S'il a bien existé un personnage originaire de Valff avec la passion dévorante du voyage, c'est bien Joseph LUTZ. L'ébéniste, marié en Suisse puis émigré au Canada, mérite une petite enquête. Qui était-il ? Quelle a été sa vie ? Enquêtons.
C'est dans les classeurs de photos rassemblées par Antoine MULLER dans les années 1980/90 que nous découvrons le visage de Joseph. La légende correspondante sera primordiale pour nos recherches.
Photo de 1891 au centre la chapelle Ste Marguerite, à droite la mairie
Joseph LUTZ nait le 31 janvier 1877 d'un père ouvrier journalier du nom de François-Antoine et de son épouse Catherine Philomène DOTTER. Le 26 mai 1872, Catherine met au monde les jumeaux Thérèse et Joseph. Le garçon décèdera deux ans plus-tard. Puis arriva sa sœur Philomène et finalement Joseph. Philomène épousera George BIERO et vivra 92 ans, quant à Thérèse, la jumelle, elle trouvera son bonheur avec Louis MARTIN de Valff.
George BIERO, époux Thérèse
Philomène LUTZ, épouse Martin
La petite famille vivait dans une modeste maison au n°150 de la rue des forgerons.
Mariage
Joseph épouse une fille des montagnes suisses. Il a flashé sur la belle suissesse Elisabeth MEIER-WIRTH de Unter-Embrach. Les amoureux s'uniront dans le charmand villagede Thalwil qui domine le lac de Zurich en 1899. Le couple aura deux enfants en Suisse: Élise, née en Suisse en 1902, et Alphonse, né en 1904.

_ _ _ _ _

→ CONSIGNES
Renvoyez à l'identique le passage du texte sur Joseph LUTZ qui va de « S'il a bien » jusqu'à « pour nos recherches. ».

→ ITEMS FOURNIS
_ _ _ _ _

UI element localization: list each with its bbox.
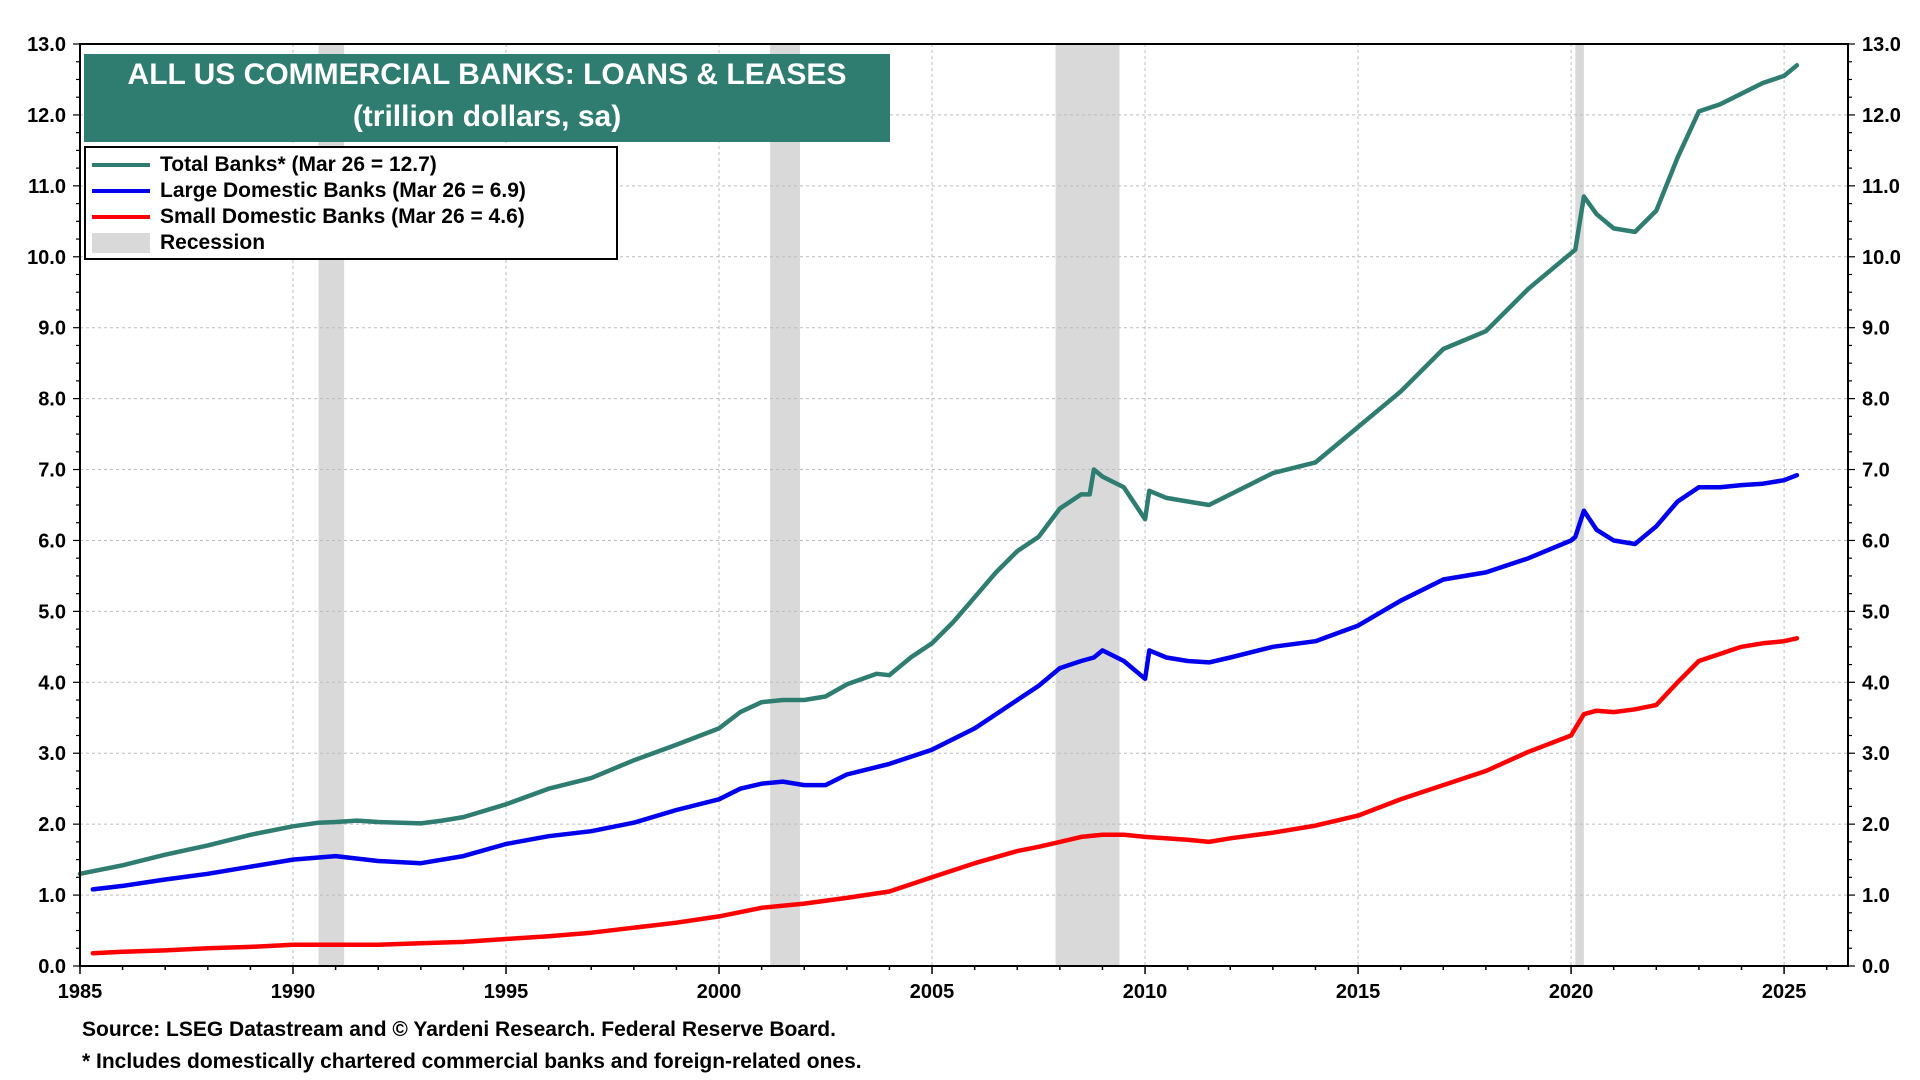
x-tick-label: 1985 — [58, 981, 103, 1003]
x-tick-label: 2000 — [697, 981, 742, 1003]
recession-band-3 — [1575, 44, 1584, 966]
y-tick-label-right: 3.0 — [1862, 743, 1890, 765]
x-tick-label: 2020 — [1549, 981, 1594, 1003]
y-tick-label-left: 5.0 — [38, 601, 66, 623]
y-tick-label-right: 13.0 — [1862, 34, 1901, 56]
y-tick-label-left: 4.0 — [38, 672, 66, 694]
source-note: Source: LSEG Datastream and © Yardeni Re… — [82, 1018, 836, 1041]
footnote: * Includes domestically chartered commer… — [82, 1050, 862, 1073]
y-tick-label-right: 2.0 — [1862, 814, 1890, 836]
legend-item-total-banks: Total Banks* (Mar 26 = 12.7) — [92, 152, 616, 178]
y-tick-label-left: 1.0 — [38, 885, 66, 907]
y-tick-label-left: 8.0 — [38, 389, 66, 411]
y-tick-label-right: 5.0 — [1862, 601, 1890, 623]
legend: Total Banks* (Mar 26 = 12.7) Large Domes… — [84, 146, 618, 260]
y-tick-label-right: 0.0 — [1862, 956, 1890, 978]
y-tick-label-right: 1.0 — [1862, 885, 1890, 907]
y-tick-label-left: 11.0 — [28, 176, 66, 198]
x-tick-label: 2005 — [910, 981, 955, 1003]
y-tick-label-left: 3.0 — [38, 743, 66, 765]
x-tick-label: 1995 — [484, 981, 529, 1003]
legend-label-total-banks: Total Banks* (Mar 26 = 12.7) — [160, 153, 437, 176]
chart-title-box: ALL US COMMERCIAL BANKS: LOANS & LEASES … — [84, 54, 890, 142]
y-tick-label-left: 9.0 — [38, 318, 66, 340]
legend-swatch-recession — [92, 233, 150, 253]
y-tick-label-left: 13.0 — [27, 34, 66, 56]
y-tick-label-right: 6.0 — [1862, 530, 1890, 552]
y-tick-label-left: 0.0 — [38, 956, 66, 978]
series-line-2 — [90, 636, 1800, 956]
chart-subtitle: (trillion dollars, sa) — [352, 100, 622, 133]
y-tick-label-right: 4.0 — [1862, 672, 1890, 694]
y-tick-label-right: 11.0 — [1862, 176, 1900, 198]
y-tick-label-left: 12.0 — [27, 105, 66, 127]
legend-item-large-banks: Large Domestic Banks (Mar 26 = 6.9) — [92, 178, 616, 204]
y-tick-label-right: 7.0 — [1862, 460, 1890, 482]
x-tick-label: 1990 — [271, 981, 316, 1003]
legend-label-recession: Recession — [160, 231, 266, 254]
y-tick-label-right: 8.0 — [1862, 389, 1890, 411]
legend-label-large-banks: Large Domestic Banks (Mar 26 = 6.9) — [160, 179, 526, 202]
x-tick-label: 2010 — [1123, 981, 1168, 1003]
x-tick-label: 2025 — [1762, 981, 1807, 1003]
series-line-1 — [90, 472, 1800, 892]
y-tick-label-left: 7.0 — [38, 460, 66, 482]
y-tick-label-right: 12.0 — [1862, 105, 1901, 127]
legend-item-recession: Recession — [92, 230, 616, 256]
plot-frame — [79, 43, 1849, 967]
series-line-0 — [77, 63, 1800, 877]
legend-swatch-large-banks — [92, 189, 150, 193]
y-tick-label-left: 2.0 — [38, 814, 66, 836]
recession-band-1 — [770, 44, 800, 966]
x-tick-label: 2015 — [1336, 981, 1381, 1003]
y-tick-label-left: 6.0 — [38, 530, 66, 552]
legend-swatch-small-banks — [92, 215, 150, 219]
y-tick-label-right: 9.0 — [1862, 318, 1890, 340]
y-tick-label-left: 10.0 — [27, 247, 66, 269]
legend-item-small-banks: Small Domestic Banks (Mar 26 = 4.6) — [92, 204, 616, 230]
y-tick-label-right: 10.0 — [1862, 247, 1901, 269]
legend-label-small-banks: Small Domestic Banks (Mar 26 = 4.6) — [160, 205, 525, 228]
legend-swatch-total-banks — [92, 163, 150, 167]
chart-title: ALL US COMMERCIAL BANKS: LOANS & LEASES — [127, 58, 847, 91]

_ _ _ _ _

→ RÉPONSE FINALE
S'il a bien existé un personnage originaire de Valff avec la passion dévorante du voyage, c'est bien Joseph LUTZ. L'ébéniste, marié en Suisse puis émigré au Canada, mérite une petite enquête. Qui était-il ? Quelle a été sa vie ? Enquêtons.
C'est dans les classeurs de photos rassemblées par Antoine MULLER dans les années 1980/90 que nous découvrons le visage de Joseph. La légende correspondante sera primordiale pour nos recherches.